● DATA TO PROCESS
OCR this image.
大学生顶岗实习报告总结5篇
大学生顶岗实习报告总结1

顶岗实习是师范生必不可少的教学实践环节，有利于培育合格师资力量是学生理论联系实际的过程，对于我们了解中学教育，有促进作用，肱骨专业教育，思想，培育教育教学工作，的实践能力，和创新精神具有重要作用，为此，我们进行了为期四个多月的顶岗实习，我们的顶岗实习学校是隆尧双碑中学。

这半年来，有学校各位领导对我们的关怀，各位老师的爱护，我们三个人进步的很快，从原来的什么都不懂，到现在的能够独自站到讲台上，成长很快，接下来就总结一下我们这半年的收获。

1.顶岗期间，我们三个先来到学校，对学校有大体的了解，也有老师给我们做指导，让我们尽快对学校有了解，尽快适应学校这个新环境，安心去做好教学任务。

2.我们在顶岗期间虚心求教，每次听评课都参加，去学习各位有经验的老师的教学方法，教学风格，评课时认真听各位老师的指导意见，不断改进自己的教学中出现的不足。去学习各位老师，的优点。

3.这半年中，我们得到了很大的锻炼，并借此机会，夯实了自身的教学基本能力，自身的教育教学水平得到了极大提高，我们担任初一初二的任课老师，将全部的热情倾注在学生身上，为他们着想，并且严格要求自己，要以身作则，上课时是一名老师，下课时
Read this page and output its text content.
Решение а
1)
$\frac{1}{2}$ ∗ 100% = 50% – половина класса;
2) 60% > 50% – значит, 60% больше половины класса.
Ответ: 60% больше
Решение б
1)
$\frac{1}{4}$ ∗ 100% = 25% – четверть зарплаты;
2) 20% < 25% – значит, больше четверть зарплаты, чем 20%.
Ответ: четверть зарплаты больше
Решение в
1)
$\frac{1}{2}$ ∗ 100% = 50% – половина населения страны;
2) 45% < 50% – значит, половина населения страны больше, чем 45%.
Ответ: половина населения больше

● GOAL OF THE EXERCISE
Exactly reproduce all of the entries.

● EXERCISE RESPONSE
OCR this image.
大学生顶岗实习报告总结5篇
大学生顶岗实习报告总结1

顶岗实习是师范生必不可少的教学实践环节，有利于培育合格师资力量是学生理论联系实际的过程，对于我们了解中学教育，有促进作用，肱骨专业教育，思想，培育教育教学工作，的实践能力，和创新精神具有重要作用，为此，我们进行了为期四个多月的顶岗实习，我们的顶岗实习学校是隆尧双碑中学。

这半年来，有学校各位领导对我们的关怀，各位老师的爱护，我们三个人进步的很快，从原来的什么都不懂，到现在的能够独自站到讲台上，成长很快，接下来就总结一下我们这半年的收获。

1.顶岗期间，我们三个先来到学校，对学校有大体的了解，也有老师给我们做指导，让我们尽快对学校有了解，尽快适应学校这个新环境，安心去做好教学任务。

2.我们在顶岗期间虚心求教，每次听评课都参加，去学习各位有经验的老师的教学方法，教学风格，评课时认真听各位老师的指导意见，不断改进自己的教学中出现的不足。去学习各位老师，的优点。

3.这半年中，我们得到了很大的锻炼，并借此机会，夯实了自身的教学基本能力，自身的教育教学水平得到了极大提高，我们担任初一初二的任课老师，将全部的热情倾注在学生身上，为他们着想，并且严格要求自己，要以身作则，上课时是一名老师，下课时
Read this page and output its text content.
Решение а
1)
$\frac{1}{2}$ ∗ 100% = 50% – половина класса;
2) 60% > 50% – значит, 60% больше половины класса.
Ответ: 60% больше
Решение б
1)
$\frac{1}{4}$ ∗ 100% = 25% – четверть зарплаты;
2) 20% < 25% – значит, больше четверть зарплаты, чем 20%.
Ответ: четверть зарплаты больше
Решение в
1)
$\frac{1}{2}$ ∗ 100% = 50% – половина населения страны;
2) 45% < 50% – значит, половина населения страны больше, чем 45%.
Ответ: половина населения больше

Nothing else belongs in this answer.